§ **Exercise details**:
Print all entries precisely as they are written.

§ **Dataset extract**:
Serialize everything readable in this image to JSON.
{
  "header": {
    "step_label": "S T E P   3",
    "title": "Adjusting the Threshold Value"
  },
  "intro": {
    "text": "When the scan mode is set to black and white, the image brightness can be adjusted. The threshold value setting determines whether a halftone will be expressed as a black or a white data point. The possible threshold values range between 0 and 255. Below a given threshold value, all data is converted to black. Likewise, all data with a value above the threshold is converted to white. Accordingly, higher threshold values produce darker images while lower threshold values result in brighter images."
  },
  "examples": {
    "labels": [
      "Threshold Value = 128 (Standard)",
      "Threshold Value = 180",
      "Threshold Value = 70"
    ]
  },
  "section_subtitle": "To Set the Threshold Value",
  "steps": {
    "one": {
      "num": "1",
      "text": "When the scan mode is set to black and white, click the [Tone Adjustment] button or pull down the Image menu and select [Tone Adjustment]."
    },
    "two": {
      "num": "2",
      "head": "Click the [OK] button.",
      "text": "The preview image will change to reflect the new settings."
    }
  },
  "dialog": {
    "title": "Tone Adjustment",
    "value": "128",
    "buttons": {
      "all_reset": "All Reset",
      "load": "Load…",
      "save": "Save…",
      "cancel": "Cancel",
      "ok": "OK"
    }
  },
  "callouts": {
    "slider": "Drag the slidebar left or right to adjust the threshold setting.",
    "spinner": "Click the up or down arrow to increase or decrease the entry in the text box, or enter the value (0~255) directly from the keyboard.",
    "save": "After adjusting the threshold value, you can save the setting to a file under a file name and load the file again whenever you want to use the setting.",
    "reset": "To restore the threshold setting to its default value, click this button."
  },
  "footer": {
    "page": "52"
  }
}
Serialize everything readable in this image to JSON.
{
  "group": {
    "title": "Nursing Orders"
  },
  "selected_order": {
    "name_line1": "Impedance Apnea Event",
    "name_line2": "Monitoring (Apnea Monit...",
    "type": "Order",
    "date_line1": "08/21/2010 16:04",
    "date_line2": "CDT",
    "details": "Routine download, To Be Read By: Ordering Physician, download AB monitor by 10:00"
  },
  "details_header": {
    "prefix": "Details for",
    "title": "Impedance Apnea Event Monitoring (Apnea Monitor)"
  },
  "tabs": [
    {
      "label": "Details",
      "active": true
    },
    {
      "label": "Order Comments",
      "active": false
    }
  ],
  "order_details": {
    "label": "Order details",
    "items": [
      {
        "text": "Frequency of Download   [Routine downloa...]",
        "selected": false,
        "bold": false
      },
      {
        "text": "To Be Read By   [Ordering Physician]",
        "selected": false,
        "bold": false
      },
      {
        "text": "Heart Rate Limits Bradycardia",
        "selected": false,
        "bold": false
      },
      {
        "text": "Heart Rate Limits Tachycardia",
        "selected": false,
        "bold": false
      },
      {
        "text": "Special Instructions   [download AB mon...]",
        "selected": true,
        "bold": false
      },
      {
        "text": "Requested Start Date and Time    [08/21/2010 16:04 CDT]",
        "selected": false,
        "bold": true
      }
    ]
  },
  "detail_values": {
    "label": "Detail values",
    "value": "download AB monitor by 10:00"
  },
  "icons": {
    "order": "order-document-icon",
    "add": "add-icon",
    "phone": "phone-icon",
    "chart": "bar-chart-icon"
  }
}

§ **Answer below**:
Serialize everything readable in this image to JSON.
{
  "header": {
    "step_label": "S T E P   3",
    "title": "Adjusting the Threshold Value"
  },
  "intro": {
    "text": "When the scan mode is set to black and white, the image brightness can be adjusted. The threshold value setting determines whether a halftone will be expressed as a black or a white data point. The possible threshold values range between 0 and 255. Below a given threshold value, all data is converted to black. Likewise, all data with a value above the threshold is converted to white. Accordingly, higher threshold values produce darker images while lower threshold values result in brighter images."
  },
  "examples": {
    "labels": [
      "Threshold Value = 128 (Standard)",
      "Threshold Value = 180",
      "Threshold Value = 70"
    ]
  },
  "section_subtitle": "To Set the Threshold Value",
  "steps": {
    "one": {
      "num": "1",
      "text": "When the scan mode is set to black and white, click the [Tone Adjustment] button or pull down the Image menu and select [Tone Adjustment]."
    },
    "two": {
      "num": "2",
      "head": "Click the [OK] button.",
      "text": "The preview image will change to reflect the new settings."
    }
  },
  "dialog": {
    "title": "Tone Adjustment",
    "value": "128",
    "buttons": {
      "all_reset": "All Reset",
      "load": "Load…",
      "save": "Save…",
      "cancel": "Cancel",
      "ok": "OK"
    }
  },
  "callouts": {
    "slider": "Drag the slidebar left or right to adjust the threshold setting.",
    "spinner": "Click the up or down arrow to increase or decrease the entry in the text box, or enter the value (0~255) directly from the keyboard.",
    "save": "After adjusting the threshold value, you can save the setting to a file under a file name and load the file again whenever you want to use the setting.",
    "reset": "To restore the threshold setting to its default value, click this button."
  },
  "footer": {
    "page": "52"
  }
}
Serialize everything readable in this image to JSON.
{
  "group": {
    "title": "Nursing Orders"
  },
  "selected_order": {
    "name_line1": "Impedance Apnea Event",
    "name_line2": "Monitoring (Apnea Monit...",
    "type": "Order",
    "date_line1": "08/21/2010 16:04",
    "date_line2": "CDT",
    "details": "Routine download, To Be Read By: Ordering Physician, download AB monitor by 10:00"
  },
  "details_header": {
    "prefix": "Details for",
    "title": "Impedance Apnea Event Monitoring (Apnea Monitor)"
  },
  "tabs": [
    {
      "label": "Details",
      "active": true
    },
    {
      "label": "Order Comments",
      "active": false
    }
  ],
  "order_details": {
    "label": "Order details",
    "items": [
      {
        "text": "Frequency of Download   [Routine downloa...]",
        "selected": false,
        "bold": false
      },
      {
        "text": "To Be Read By   [Ordering Physician]",
        "selected": false,
        "bold": false
      },
      {
        "text": "Heart Rate Limits Bradycardia",
        "selected": false,
        "bold": false
      },
      {
        "text": "Heart Rate Limits Tachycardia",
        "selected": false,
        "bold": false
      },
      {
        "text": "Special Instructions   [download AB mon...]",
        "selected": true,
        "bold": false
      },
      {
        "text": "Requested Start Date and Time    [08/21/2010 16:04 CDT]",
        "selected": false,
        "bold": true
      }
    ]
  },
  "detail_values": {
    "label": "Detail values",
    "value": "download AB monitor by 10:00"
  },
  "icons": {
    "order": "order-document-icon",
    "add": "add-icon",
    "phone": "phone-icon",
    "chart": "bar-chart-icon"
  }
}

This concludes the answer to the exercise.